***** RECORD LIST

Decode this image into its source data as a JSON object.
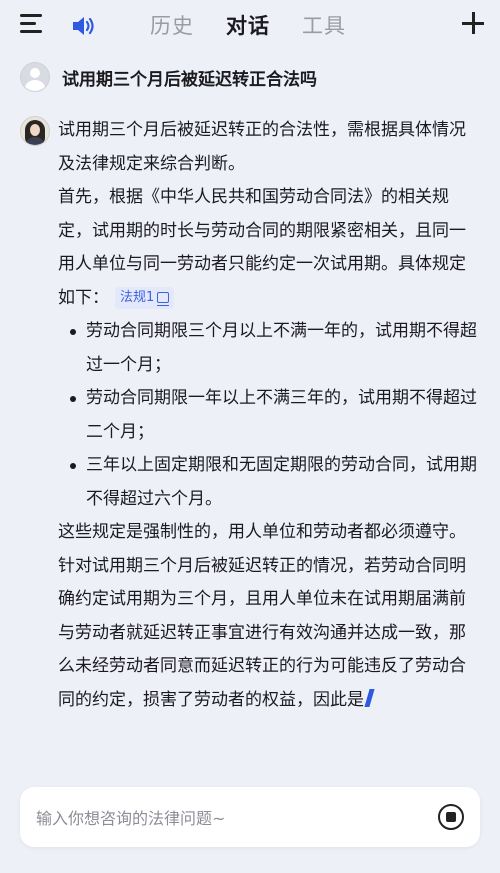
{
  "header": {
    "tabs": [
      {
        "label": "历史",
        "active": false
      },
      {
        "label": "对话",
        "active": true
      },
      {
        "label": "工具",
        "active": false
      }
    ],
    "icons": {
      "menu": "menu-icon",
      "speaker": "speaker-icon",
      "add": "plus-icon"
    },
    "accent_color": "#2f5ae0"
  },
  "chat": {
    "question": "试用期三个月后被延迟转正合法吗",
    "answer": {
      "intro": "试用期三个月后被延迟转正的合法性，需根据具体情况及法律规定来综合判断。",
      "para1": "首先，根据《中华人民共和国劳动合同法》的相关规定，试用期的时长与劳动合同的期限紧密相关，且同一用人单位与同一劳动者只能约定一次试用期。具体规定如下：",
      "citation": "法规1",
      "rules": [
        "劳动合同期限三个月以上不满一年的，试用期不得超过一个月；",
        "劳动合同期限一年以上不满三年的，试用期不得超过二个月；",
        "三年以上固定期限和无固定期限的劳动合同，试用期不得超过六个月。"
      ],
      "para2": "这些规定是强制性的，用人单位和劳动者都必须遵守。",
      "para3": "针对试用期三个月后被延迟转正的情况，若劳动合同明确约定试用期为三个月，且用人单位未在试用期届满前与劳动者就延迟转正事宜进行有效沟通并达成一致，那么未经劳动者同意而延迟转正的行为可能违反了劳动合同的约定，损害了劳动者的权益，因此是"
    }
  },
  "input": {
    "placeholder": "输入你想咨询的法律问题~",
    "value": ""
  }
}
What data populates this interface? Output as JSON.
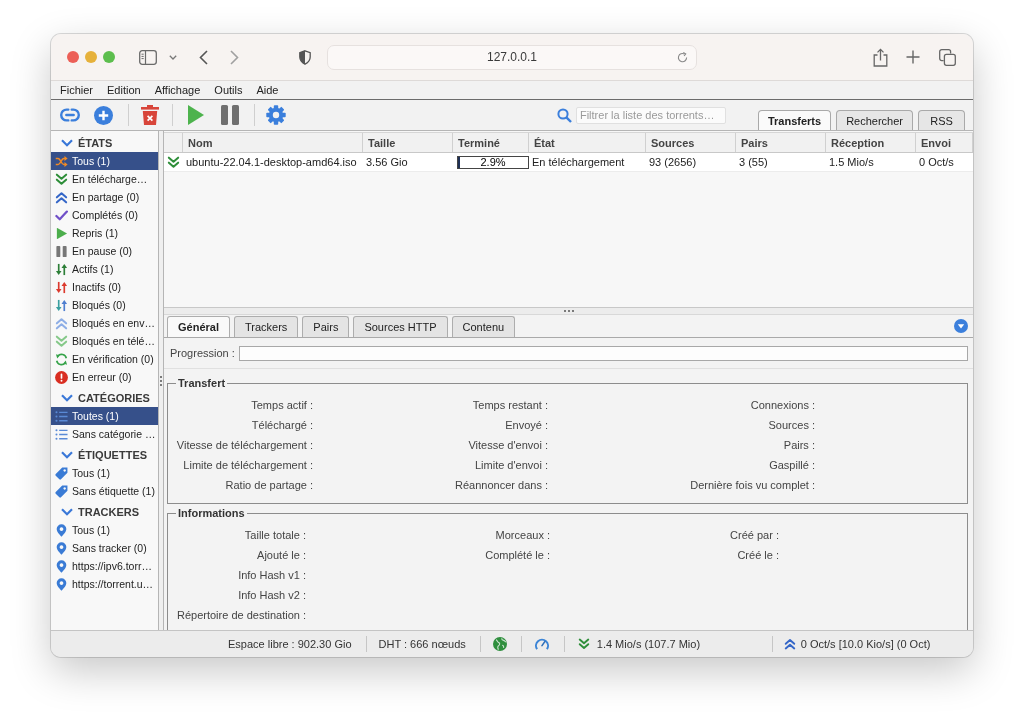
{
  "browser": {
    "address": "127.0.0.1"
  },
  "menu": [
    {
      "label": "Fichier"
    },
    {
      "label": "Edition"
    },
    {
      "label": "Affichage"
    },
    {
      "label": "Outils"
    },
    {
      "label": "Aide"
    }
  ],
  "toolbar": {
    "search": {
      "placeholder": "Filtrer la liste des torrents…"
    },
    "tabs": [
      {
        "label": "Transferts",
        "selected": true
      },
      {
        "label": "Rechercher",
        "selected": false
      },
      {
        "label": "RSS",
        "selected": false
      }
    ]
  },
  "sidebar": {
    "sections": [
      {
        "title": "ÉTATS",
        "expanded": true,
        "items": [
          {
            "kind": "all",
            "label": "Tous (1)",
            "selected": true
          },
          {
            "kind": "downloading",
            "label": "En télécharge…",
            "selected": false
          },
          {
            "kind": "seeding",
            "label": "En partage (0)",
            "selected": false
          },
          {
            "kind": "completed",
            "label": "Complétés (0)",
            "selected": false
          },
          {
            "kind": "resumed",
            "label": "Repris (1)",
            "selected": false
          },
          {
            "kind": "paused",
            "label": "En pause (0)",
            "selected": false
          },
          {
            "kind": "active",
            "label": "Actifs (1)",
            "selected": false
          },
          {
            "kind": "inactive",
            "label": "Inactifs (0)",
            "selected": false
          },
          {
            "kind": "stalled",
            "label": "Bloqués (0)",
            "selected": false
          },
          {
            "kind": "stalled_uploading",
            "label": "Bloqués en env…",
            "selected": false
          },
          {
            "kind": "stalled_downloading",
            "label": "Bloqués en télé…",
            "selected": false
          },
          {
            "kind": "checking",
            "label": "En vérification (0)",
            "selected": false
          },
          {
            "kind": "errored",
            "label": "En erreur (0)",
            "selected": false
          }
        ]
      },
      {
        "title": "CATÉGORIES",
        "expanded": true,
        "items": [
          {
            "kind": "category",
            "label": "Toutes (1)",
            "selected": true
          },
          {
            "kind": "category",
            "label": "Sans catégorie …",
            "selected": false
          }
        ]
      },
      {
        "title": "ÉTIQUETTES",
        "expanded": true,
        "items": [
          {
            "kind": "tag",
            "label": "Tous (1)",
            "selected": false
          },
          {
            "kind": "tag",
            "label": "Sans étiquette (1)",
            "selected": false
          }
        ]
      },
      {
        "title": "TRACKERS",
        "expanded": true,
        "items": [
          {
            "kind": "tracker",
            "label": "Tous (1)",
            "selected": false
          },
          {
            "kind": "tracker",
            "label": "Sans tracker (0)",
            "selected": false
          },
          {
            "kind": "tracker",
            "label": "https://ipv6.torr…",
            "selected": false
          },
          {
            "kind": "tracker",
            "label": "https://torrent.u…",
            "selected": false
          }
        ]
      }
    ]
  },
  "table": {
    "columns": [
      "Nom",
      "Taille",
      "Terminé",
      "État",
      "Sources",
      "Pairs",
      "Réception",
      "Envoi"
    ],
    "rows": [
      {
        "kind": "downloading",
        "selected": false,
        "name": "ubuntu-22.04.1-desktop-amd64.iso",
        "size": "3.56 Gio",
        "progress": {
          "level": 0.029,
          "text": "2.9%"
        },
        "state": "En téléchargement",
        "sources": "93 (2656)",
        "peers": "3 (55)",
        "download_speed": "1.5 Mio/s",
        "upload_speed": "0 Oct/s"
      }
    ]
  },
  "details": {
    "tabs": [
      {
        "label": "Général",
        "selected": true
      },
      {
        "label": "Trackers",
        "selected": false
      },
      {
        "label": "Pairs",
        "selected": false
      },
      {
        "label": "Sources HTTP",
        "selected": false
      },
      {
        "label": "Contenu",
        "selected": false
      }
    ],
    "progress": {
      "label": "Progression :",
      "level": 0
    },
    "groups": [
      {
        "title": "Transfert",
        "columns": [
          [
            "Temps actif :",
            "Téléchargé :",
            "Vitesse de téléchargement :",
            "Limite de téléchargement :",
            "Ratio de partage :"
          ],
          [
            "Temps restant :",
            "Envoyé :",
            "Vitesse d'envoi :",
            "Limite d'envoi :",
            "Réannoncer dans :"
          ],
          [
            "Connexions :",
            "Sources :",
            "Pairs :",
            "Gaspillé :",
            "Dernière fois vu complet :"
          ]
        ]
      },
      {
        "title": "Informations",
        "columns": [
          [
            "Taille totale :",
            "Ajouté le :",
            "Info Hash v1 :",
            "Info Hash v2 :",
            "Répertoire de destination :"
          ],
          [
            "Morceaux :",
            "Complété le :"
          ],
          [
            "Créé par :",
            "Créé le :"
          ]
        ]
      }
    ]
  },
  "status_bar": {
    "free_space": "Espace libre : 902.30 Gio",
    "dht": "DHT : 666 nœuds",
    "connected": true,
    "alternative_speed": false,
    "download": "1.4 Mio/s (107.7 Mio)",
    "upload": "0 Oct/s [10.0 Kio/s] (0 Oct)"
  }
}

**********

In the entries above, find lines with "data" and copy each.

**RESPONSE FOR THIS EXERCISE:**
Decode this image into its source data as a JSON object.
What data populates this interface? Output as JSON.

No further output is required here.